## Begin
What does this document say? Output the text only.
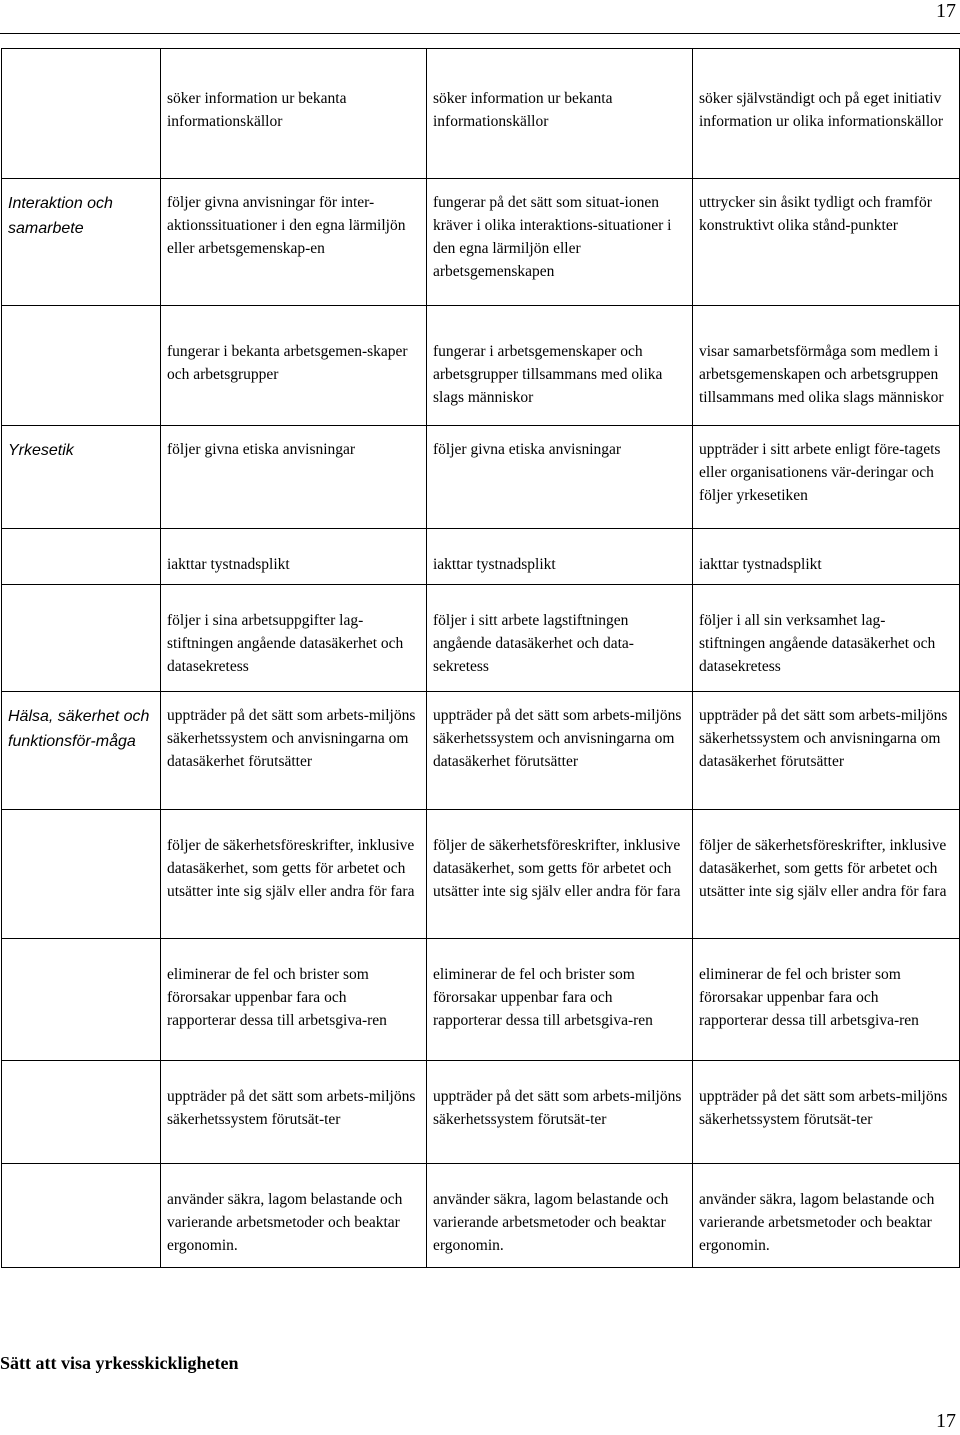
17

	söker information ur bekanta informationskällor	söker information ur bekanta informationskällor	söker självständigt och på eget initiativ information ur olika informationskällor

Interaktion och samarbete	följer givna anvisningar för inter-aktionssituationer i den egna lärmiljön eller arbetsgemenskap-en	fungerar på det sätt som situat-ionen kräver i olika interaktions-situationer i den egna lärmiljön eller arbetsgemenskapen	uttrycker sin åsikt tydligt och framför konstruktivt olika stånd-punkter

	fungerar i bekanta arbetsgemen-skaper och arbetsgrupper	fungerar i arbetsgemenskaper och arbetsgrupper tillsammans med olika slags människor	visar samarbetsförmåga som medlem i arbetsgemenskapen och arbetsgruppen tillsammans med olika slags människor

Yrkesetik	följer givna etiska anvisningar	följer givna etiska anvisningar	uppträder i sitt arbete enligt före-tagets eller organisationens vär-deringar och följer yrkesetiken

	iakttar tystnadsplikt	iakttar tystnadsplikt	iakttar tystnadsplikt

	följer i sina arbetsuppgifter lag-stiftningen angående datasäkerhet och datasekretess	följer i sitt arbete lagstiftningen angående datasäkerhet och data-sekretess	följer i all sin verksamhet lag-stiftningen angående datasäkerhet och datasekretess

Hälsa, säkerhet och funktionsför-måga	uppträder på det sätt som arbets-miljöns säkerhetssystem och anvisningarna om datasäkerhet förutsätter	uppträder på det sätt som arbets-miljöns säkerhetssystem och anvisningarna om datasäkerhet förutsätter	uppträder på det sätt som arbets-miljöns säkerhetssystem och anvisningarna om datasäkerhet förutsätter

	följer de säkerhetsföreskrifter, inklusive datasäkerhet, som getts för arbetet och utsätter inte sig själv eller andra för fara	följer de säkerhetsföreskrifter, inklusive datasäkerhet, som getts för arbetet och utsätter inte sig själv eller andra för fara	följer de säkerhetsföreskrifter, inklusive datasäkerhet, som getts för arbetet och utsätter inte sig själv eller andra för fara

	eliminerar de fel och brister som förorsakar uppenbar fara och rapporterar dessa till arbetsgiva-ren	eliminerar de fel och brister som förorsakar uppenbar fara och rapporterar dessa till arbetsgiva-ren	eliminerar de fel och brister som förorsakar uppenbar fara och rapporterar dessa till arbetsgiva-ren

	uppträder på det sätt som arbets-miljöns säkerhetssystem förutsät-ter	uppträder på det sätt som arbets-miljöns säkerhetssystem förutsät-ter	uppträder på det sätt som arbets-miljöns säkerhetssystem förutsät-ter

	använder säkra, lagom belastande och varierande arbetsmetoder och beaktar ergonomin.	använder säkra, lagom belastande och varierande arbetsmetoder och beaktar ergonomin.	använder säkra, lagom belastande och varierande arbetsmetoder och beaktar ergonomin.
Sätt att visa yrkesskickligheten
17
## End
## Begin
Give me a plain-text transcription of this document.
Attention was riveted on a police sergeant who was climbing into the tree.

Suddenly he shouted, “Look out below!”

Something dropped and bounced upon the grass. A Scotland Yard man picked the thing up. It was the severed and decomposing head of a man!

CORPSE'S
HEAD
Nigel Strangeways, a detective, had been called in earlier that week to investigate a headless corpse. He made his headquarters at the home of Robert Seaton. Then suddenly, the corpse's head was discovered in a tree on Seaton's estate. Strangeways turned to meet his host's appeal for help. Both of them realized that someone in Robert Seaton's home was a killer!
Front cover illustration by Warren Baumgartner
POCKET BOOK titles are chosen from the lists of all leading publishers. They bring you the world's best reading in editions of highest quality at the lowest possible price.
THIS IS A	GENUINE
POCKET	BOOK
## End
## Begin
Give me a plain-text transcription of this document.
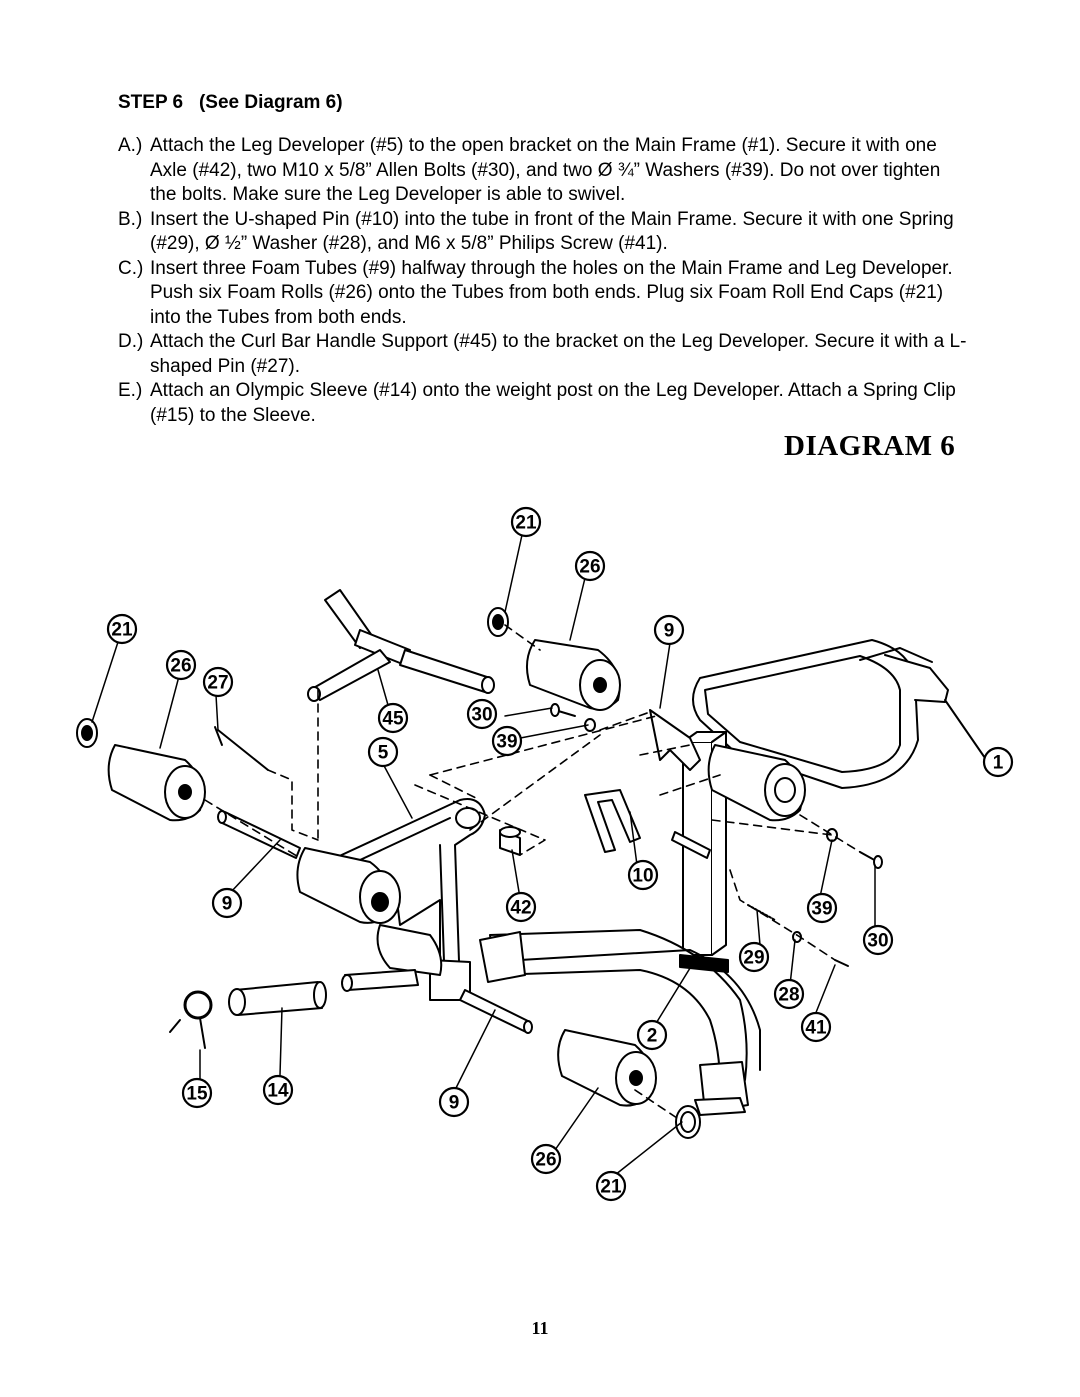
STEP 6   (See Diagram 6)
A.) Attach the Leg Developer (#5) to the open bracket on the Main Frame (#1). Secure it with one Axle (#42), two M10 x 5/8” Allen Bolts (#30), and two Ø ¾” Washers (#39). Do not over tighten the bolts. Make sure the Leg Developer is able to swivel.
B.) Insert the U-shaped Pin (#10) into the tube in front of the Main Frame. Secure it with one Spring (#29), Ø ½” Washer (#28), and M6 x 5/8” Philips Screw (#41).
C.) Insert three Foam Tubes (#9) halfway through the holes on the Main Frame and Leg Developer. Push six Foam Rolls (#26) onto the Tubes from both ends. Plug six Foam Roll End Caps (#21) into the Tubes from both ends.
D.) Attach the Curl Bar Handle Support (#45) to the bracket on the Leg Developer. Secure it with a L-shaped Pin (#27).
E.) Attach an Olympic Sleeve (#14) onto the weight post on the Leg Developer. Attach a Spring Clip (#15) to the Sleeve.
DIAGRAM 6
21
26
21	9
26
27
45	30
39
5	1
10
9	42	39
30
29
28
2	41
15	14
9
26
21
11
## End
- Requirement -
Pick out the lines containing the string "Spring" and show them.

- Worked solution -
B.) Insert the U-shaped Pin (#10) into the tube in front of the Main Frame. Secure it with one Spring (#29), Ø ½” Washer (#28), and M6 x 5/8” Philips Screw (#41).
E.) Attach an Olympic Sleeve (#14) onto the weight post on the Leg Developer. Attach a Spring Clip (#15) to the Sleeve.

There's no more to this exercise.